[Extracted data entries]
-------

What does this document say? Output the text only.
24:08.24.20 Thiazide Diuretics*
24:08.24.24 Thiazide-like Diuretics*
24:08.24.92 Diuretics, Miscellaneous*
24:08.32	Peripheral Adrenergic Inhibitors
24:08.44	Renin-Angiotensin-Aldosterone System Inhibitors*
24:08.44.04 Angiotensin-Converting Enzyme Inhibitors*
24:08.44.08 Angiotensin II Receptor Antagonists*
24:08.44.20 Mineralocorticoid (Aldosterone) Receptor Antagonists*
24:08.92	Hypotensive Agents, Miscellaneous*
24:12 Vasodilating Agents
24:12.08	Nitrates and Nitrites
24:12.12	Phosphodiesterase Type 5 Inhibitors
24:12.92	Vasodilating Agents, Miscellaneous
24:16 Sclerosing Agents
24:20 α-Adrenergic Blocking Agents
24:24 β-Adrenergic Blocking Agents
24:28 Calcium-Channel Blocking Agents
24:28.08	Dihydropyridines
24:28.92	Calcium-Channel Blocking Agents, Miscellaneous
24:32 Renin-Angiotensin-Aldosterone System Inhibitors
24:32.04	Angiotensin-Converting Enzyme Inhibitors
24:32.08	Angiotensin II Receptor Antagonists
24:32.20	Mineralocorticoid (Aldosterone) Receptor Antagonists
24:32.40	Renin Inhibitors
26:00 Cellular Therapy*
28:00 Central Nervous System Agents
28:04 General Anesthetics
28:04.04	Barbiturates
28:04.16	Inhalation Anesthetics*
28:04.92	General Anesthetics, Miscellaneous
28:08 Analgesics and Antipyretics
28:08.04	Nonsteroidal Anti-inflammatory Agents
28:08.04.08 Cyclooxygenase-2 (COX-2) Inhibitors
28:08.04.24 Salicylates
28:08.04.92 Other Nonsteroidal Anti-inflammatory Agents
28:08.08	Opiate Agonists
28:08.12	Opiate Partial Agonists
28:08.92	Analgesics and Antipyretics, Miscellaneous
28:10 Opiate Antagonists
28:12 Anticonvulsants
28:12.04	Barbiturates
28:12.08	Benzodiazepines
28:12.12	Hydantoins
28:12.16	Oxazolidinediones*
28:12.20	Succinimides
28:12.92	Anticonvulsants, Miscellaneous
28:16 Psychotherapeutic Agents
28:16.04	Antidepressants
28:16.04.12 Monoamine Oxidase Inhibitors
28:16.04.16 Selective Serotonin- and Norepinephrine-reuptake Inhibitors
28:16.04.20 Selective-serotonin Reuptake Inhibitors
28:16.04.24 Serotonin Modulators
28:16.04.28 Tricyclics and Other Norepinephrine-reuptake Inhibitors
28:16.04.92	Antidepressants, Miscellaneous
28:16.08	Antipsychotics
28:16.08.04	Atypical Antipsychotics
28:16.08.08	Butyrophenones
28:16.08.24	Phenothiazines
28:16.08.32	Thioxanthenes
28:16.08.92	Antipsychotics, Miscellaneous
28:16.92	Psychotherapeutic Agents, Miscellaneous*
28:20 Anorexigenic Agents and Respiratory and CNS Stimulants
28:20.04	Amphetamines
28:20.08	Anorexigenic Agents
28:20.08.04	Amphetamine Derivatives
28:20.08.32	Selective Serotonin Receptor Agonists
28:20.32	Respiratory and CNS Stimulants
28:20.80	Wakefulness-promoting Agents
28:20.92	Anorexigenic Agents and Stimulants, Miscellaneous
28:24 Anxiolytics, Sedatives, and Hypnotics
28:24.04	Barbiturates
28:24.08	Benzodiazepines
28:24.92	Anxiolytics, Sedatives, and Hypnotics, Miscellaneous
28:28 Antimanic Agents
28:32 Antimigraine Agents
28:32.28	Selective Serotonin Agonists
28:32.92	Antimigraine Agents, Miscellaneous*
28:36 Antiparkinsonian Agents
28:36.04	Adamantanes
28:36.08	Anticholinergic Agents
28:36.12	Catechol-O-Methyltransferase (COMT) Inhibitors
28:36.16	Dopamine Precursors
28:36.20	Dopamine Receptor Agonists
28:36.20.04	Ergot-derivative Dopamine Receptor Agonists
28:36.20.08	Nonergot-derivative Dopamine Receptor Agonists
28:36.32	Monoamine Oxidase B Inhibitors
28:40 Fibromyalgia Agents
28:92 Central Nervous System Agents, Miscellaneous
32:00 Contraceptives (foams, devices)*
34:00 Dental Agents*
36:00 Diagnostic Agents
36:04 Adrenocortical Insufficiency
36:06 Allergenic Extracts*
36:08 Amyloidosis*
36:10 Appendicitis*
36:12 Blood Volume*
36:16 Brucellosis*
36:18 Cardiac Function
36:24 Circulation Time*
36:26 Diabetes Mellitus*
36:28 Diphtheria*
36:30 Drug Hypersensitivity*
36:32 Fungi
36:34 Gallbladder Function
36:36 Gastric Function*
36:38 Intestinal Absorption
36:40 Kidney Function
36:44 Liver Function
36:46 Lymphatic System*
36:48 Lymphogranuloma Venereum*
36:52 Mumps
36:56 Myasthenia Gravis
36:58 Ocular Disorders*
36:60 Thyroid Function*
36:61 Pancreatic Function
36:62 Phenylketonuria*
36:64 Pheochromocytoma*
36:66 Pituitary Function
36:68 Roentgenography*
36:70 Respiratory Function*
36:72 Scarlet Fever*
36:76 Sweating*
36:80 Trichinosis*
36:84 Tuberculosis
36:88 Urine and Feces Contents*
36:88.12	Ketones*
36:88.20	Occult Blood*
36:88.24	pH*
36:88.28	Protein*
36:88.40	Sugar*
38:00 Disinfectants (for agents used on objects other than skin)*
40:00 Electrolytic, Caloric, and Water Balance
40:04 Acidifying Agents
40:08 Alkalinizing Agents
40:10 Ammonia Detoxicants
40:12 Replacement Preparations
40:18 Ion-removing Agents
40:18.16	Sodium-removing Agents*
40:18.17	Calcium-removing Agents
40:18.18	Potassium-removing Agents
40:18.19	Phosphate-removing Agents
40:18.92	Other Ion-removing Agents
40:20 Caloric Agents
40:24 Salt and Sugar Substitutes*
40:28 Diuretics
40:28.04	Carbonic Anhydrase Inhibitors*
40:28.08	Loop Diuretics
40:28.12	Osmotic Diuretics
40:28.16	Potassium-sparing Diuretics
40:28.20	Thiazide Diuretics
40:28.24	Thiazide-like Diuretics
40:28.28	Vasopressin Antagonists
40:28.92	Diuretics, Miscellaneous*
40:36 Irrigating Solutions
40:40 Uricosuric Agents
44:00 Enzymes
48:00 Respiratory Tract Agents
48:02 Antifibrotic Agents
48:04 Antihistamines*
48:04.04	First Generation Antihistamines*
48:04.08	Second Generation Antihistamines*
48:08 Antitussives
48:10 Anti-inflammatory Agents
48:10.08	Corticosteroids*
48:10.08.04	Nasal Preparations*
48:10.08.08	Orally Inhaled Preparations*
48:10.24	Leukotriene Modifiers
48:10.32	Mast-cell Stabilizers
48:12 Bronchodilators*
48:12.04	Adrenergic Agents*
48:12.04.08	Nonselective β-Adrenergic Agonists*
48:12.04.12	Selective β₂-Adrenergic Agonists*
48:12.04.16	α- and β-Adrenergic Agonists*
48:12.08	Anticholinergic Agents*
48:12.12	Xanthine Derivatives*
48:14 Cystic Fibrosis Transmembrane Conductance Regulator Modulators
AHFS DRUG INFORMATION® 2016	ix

-------

## REQUIRED WORK
For each record above, write it out again exactly.

## ANSWER TO THIS TASK
What does this document say? Output the text only.
24:08.24.20 Thiazide Diuretics*
24:08.24.24 Thiazide-like Diuretics*
24:08.24.92 Diuretics, Miscellaneous*
24:08.32	Peripheral Adrenergic Inhibitors
24:08.44	Renin-Angiotensin-Aldosterone System Inhibitors*
24:08.44.04 Angiotensin-Converting Enzyme Inhibitors*
24:08.44.08 Angiotensin II Receptor Antagonists*
24:08.44.20 Mineralocorticoid (Aldosterone) Receptor Antagonists*
24:08.92	Hypotensive Agents, Miscellaneous*
24:12 Vasodilating Agents
24:12.08	Nitrates and Nitrites
24:12.12	Phosphodiesterase Type 5 Inhibitors
24:12.92	Vasodilating Agents, Miscellaneous
24:16 Sclerosing Agents
24:20 α-Adrenergic Blocking Agents
24:24 β-Adrenergic Blocking Agents
24:28 Calcium-Channel Blocking Agents
24:28.08	Dihydropyridines
24:28.92	Calcium-Channel Blocking Agents, Miscellaneous
24:32 Renin-Angiotensin-Aldosterone System Inhibitors
24:32.04	Angiotensin-Converting Enzyme Inhibitors
24:32.08	Angiotensin II Receptor Antagonists
24:32.20	Mineralocorticoid (Aldosterone) Receptor Antagonists
24:32.40	Renin Inhibitors
26:00 Cellular Therapy*
28:00 Central Nervous System Agents
28:04 General Anesthetics
28:04.04	Barbiturates
28:04.16	Inhalation Anesthetics*
28:04.92	General Anesthetics, Miscellaneous
28:08 Analgesics and Antipyretics
28:08.04	Nonsteroidal Anti-inflammatory Agents
28:08.04.08 Cyclooxygenase-2 (COX-2) Inhibitors
28:08.04.24 Salicylates
28:08.04.92 Other Nonsteroidal Anti-inflammatory Agents
28:08.08	Opiate Agonists
28:08.12	Opiate Partial Agonists
28:08.92	Analgesics and Antipyretics, Miscellaneous
28:10 Opiate Antagonists
28:12 Anticonvulsants
28:12.04	Barbiturates
28:12.08	Benzodiazepines
28:12.12	Hydantoins
28:12.16	Oxazolidinediones*
28:12.20	Succinimides
28:12.92	Anticonvulsants, Miscellaneous
28:16 Psychotherapeutic Agents
28:16.04	Antidepressants
28:16.04.12 Monoamine Oxidase Inhibitors
28:16.04.16 Selective Serotonin- and Norepinephrine-reuptake Inhibitors
28:16.04.20 Selective-serotonin Reuptake Inhibitors
28:16.04.24 Serotonin Modulators
28:16.04.28 Tricyclics and Other Norepinephrine-reuptake Inhibitors
28:16.04.92	Antidepressants, Miscellaneous
28:16.08	Antipsychotics
28:16.08.04	Atypical Antipsychotics
28:16.08.08	Butyrophenones
28:16.08.24	Phenothiazines
28:16.08.32	Thioxanthenes
28:16.08.92	Antipsychotics, Miscellaneous
28:16.92	Psychotherapeutic Agents, Miscellaneous*
28:20 Anorexigenic Agents and Respiratory and CNS Stimulants
28:20.04	Amphetamines
28:20.08	Anorexigenic Agents
28:20.08.04	Amphetamine Derivatives
28:20.08.32	Selective Serotonin Receptor Agonists
28:20.32	Respiratory and CNS Stimulants
28:20.80	Wakefulness-promoting Agents
28:20.92	Anorexigenic Agents and Stimulants, Miscellaneous
28:24 Anxiolytics, Sedatives, and Hypnotics
28:24.04	Barbiturates
28:24.08	Benzodiazepines
28:24.92	Anxiolytics, Sedatives, and Hypnotics, Miscellaneous
28:28 Antimanic Agents
28:32 Antimigraine Agents
28:32.28	Selective Serotonin Agonists
28:32.92	Antimigraine Agents, Miscellaneous*
28:36 Antiparkinsonian Agents
28:36.04	Adamantanes
28:36.08	Anticholinergic Agents
28:36.12	Catechol-O-Methyltransferase (COMT) Inhibitors
28:36.16	Dopamine Precursors
28:36.20	Dopamine Receptor Agonists
28:36.20.04	Ergot-derivative Dopamine Receptor Agonists
28:36.20.08	Nonergot-derivative Dopamine Receptor Agonists
28:36.32	Monoamine Oxidase B Inhibitors
28:40 Fibromyalgia Agents
28:92 Central Nervous System Agents, Miscellaneous
32:00 Contraceptives (foams, devices)*
34:00 Dental Agents*
36:00 Diagnostic Agents
36:04 Adrenocortical Insufficiency
36:06 Allergenic Extracts*
36:08 Amyloidosis*
36:10 Appendicitis*
36:12 Blood Volume*
36:16 Brucellosis*
36:18 Cardiac Function
36:24 Circulation Time*
36:26 Diabetes Mellitus*
36:28 Diphtheria*
36:30 Drug Hypersensitivity*
36:32 Fungi
36:34 Gallbladder Function
36:36 Gastric Function*
36:38 Intestinal Absorption
36:40 Kidney Function
36:44 Liver Function
36:46 Lymphatic System*
36:48 Lymphogranuloma Venereum*
36:52 Mumps
36:56 Myasthenia Gravis
36:58 Ocular Disorders*
36:60 Thyroid Function*
36:61 Pancreatic Function
36:62 Phenylketonuria*
36:64 Pheochromocytoma*
36:66 Pituitary Function
36:68 Roentgenography*
36:70 Respiratory Function*
36:72 Scarlet Fever*
36:76 Sweating*
36:80 Trichinosis*
36:84 Tuberculosis
36:88 Urine and Feces Contents*
36:88.12	Ketones*
36:88.20	Occult Blood*
36:88.24	pH*
36:88.28	Protein*
36:88.40	Sugar*
38:00 Disinfectants (for agents used on objects other than skin)*
40:00 Electrolytic, Caloric, and Water Balance
40:04 Acidifying Agents
40:08 Alkalinizing Agents
40:10 Ammonia Detoxicants
40:12 Replacement Preparations
40:18 Ion-removing Agents
40:18.16	Sodium-removing Agents*
40:18.17	Calcium-removing Agents
40:18.18	Potassium-removing Agents
40:18.19	Phosphate-removing Agents
40:18.92	Other Ion-removing Agents
40:20 Caloric Agents
40:24 Salt and Sugar Substitutes*
40:28 Diuretics
40:28.04	Carbonic Anhydrase Inhibitors*
40:28.08	Loop Diuretics
40:28.12	Osmotic Diuretics
40:28.16	Potassium-sparing Diuretics
40:28.20	Thiazide Diuretics
40:28.24	Thiazide-like Diuretics
40:28.28	Vasopressin Antagonists
40:28.92	Diuretics, Miscellaneous*
40:36 Irrigating Solutions
40:40 Uricosuric Agents
44:00 Enzymes
48:00 Respiratory Tract Agents
48:02 Antifibrotic Agents
48:04 Antihistamines*
48:04.04	First Generation Antihistamines*
48:04.08	Second Generation Antihistamines*
48:08 Antitussives
48:10 Anti-inflammatory Agents
48:10.08	Corticosteroids*
48:10.08.04	Nasal Preparations*
48:10.08.08	Orally Inhaled Preparations*
48:10.24	Leukotriene Modifiers
48:10.32	Mast-cell Stabilizers
48:12 Bronchodilators*
48:12.04	Adrenergic Agents*
48:12.04.08	Nonselective β-Adrenergic Agonists*
48:12.04.12	Selective β₂-Adrenergic Agonists*
48:12.04.16	α- and β-Adrenergic Agonists*
48:12.08	Anticholinergic Agents*
48:12.12	Xanthine Derivatives*
48:14 Cystic Fibrosis Transmembrane Conductance Regulator Modulators
AHFS DRUG INFORMATION® 2016	ix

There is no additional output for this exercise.